## start Records provided
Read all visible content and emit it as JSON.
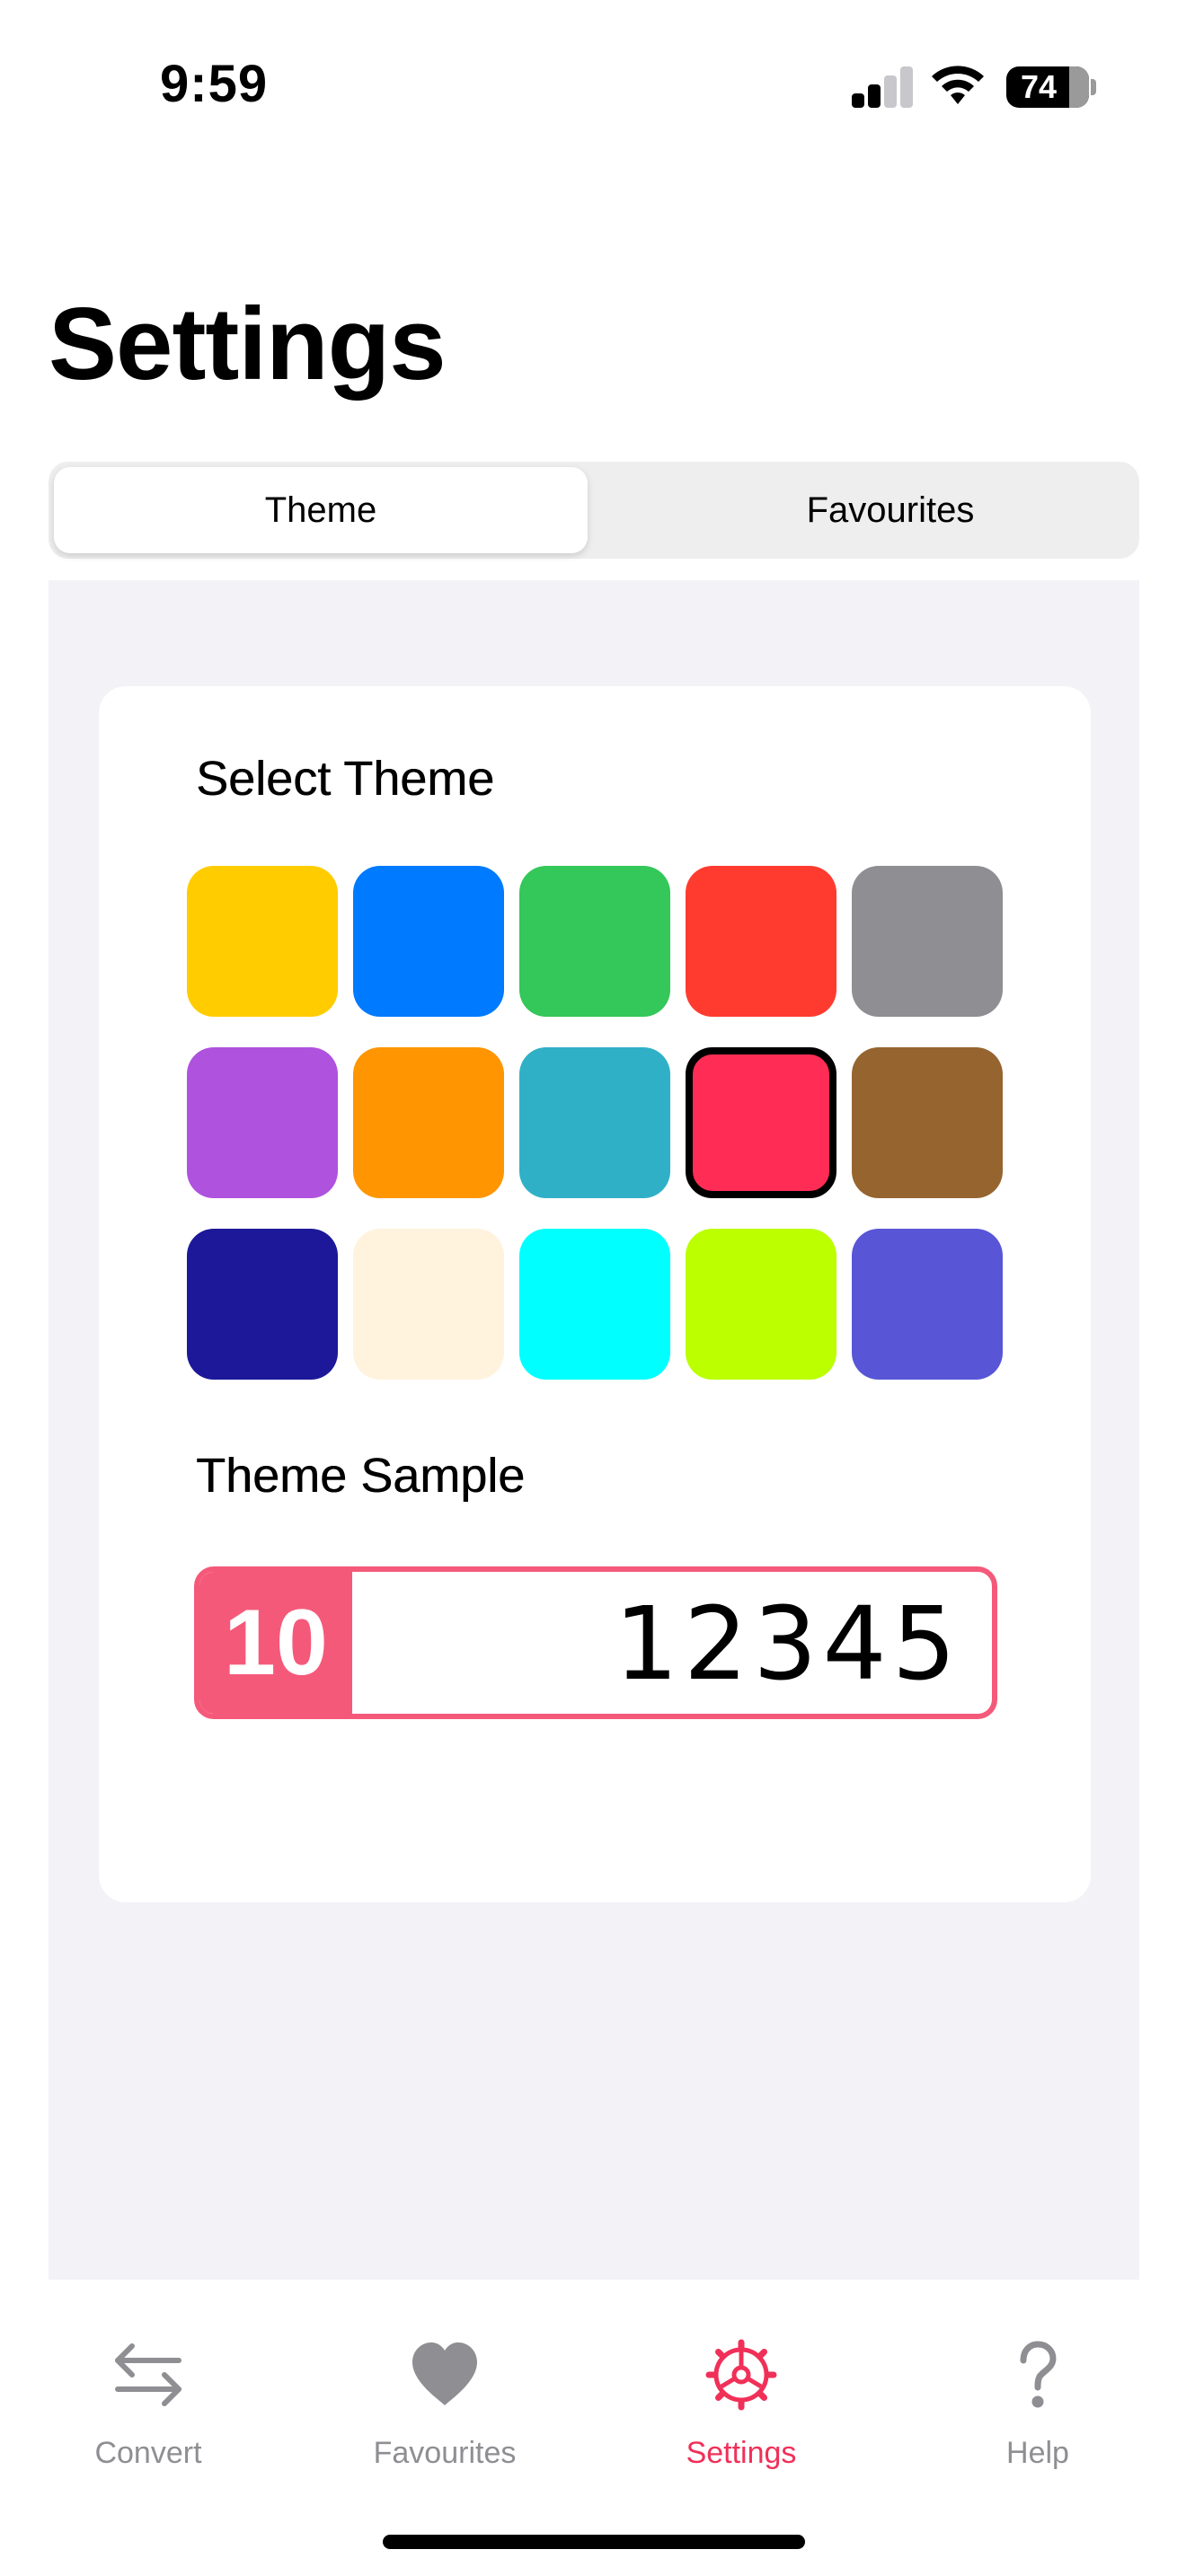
{
  "status_bar": {
    "time": "9:59",
    "battery_level": "74"
  },
  "page": {
    "title": "Settings"
  },
  "segmented_control": {
    "options": [
      "Theme",
      "Favourites"
    ],
    "selected": "Theme"
  },
  "theme_panel": {
    "select_heading": "Select Theme",
    "swatches": [
      "#FFCC00",
      "#007AFF",
      "#34C759",
      "#FF3B30",
      "#8E8E93",
      "#AF52DE",
      "#FF9500",
      "#30B0C7",
      "#FF2D55",
      "#96642F",
      "#1C1899",
      "#FFF3DE",
      "#00FFFF",
      "#BBFF00",
      "#5856D6"
    ],
    "selected_swatch_index": 8,
    "sample_heading": "Theme Sample",
    "sample": {
      "base": "10",
      "value": "12345",
      "accent_color": "#F5597A"
    }
  },
  "tab_bar": {
    "items": [
      {
        "label": "Convert",
        "icon": "arrows-left-right-icon"
      },
      {
        "label": "Favourites",
        "icon": "heart-icon"
      },
      {
        "label": "Settings",
        "icon": "gear-icon"
      },
      {
        "label": "Help",
        "icon": "question-mark-icon"
      }
    ],
    "active_index": 2,
    "active_color": "#F03058",
    "inactive_color": "#8E8E93"
  }
}
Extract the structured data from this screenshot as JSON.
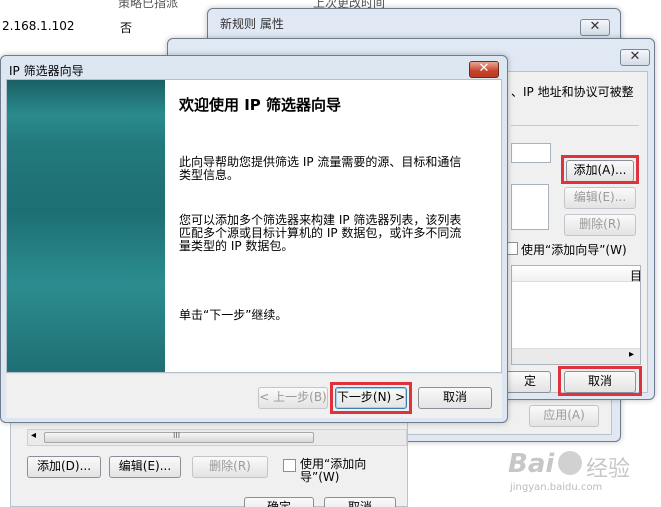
{
  "bg_table": {
    "row_ip": "2.168.1.102",
    "row_assigned": "否",
    "header_policy": "策略已指派",
    "header_modified": "上次更改时间"
  },
  "prop_window": {
    "title": "新规则 属性",
    "close_symbol": "✕",
    "apply_button": "应用(A)",
    "ok_button": "确定",
    "cancel_button": "取消"
  },
  "filter_list_window": {
    "close_symbol": "✕",
    "desc_text": "、IP 地址和协议可被整",
    "add_button": "添加(A)...",
    "edit_button": "编辑(E)...",
    "delete_button": "删除(R)",
    "use_wizard_label": "使用“添加向导”(W)",
    "col_head_right": "目",
    "ok_button_partial": "定",
    "cancel_button": "取消"
  },
  "rule_window_bottom": {
    "add_button": "添加(D)...",
    "edit_button": "编辑(E)...",
    "delete_button": "删除(R)",
    "use_wizard_label_1": "使用“添加向",
    "use_wizard_label_2": "导”(W)",
    "ok_button": "确定",
    "cancel_button": "取消",
    "scroll_left": "◂",
    "scroll_grip": "III"
  },
  "wizard": {
    "title": "IP 筛选器向导",
    "close_symbol": "✕",
    "heading": "欢迎使用 IP 筛选器向导",
    "para1_line1": "此向导帮助您提供筛选 IP 流量需要的源、目标和通信",
    "para1_line2": "类型信息。",
    "para2_line1": "您可以添加多个筛选器来构建 IP 筛选器列表，该列表",
    "para2_line2": "匹配多个源或目标计算机的 IP 数据包，或许多不同流",
    "para2_line3": "量类型的 IP 数据包。",
    "para3": "单击“下一步”继续。",
    "back_button": "< 上一步(B)",
    "next_button": "下一步(N) >",
    "cancel_button": "取消"
  },
  "watermark": {
    "brand": "Bai",
    "brand_cn": "经验",
    "site": "jingyan.baidu.com"
  },
  "colors": {
    "highlight": "#e0323c",
    "wizard_left_panel": "#1f6f73"
  }
}
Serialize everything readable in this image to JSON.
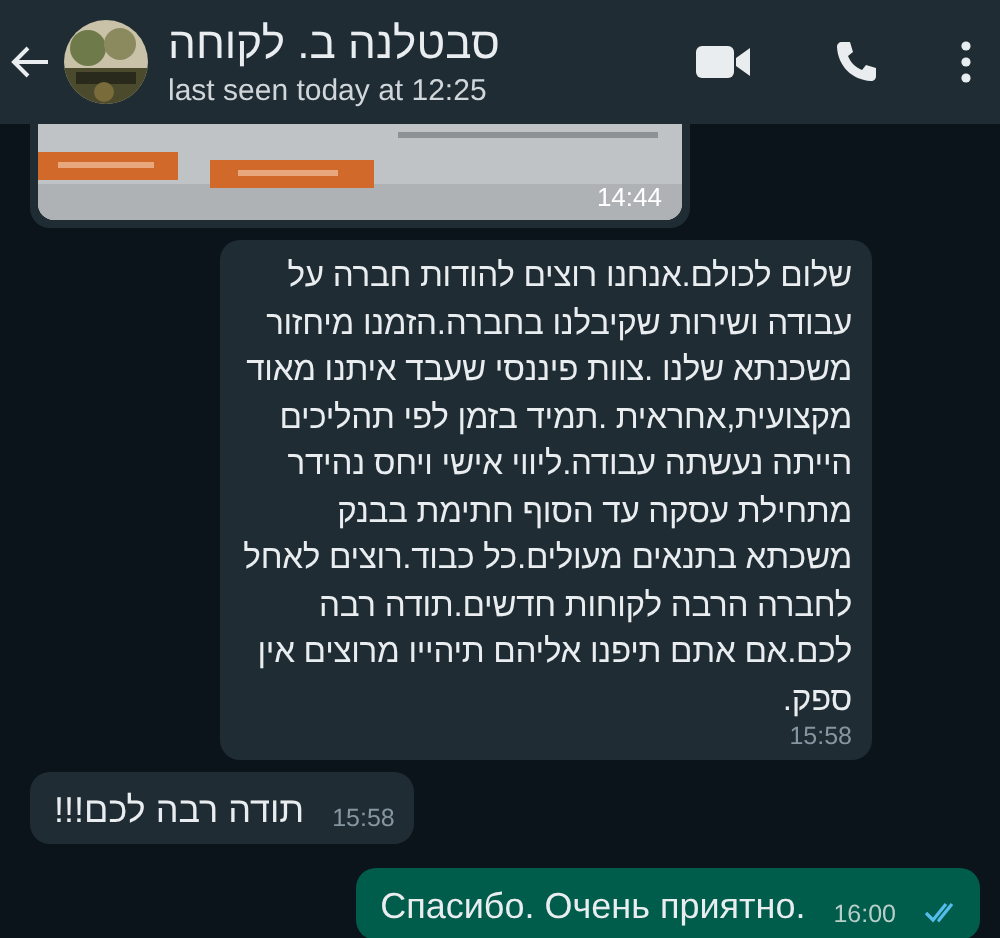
{
  "header": {
    "name": "סבטלנה ב. לקוחה",
    "status": "last seen today at 12:25"
  },
  "messages": [
    {
      "outgoing": false,
      "time": "14:44"
    },
    {
      "kind": "long_text",
      "outgoing": false,
      "text": "שלום לכולם.אנחנו רוצים להודות חברה על עבודה ושירות שקיבלנו בחברה.הזמנו מיחזור משכנתא שלנו .צוות פיננסי שעבד איתנו מאוד מקצועית,אחראית .תמיד בזמן לפי תהליכים הייתה נעשתה עבודה.ליווי אישי ויחס נהידר מתחילת עסקה עד הסוף חתימת בבנק משכתא בתנאים מעולים.כל כבוד.רוצים לאחל לחברה הרבה לקוחות חדשים.תודה רבה לכם.אם אתם תיפנו אליהם תיהייו מרוצים אין ספק.",
      "time": "15:58"
    },
    {
      "kind": "text",
      "outgoing": false,
      "text": "תודה רבה לכם!!!",
      "time": "15:58"
    },
    {
      "kind": "text",
      "outgoing": true,
      "text": "Спасибо. Очень приятно.",
      "time": "16:00",
      "read": true
    }
  ]
}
## end Records provided
▶ To do
Each line from the one containing "Serialize everything readable" through the last line of the listing is to be given again exactly, with no pictures and no other lines.

▶ Full solution
Serialize everything readable in this image to JSON.
{
  "header": {
    "name": "סבטלנה ב. לקוחה",
    "status": "last seen today at 12:25"
  },
  "messages": [
    {
      "outgoing": false,
      "time": "14:44"
    },
    {
      "kind": "long_text",
      "outgoing": false,
      "text": "שלום לכולם.אנחנו רוצים להודות חברה על עבודה ושירות שקיבלנו בחברה.הזמנו מיחזור משכנתא שלנו .צוות פיננסי שעבד איתנו מאוד מקצועית,אחראית .תמיד בזמן לפי תהליכים הייתה נעשתה עבודה.ליווי אישי ויחס נהידר מתחילת עסקה עד הסוף חתימת בבנק משכתא בתנאים מעולים.כל כבוד.רוצים לאחל לחברה הרבה לקוחות חדשים.תודה רבה לכם.אם אתם תיפנו אליהם תיהייו מרוצים אין ספק.",
      "time": "15:58"
    },
    {
      "kind": "text",
      "outgoing": false,
      "text": "תודה רבה לכם!!!",
      "time": "15:58"
    },
    {
      "kind": "text",
      "outgoing": true,
      "text": "Спасибо. Очень приятно.",
      "time": "16:00",
      "read": true
    }
  ]
}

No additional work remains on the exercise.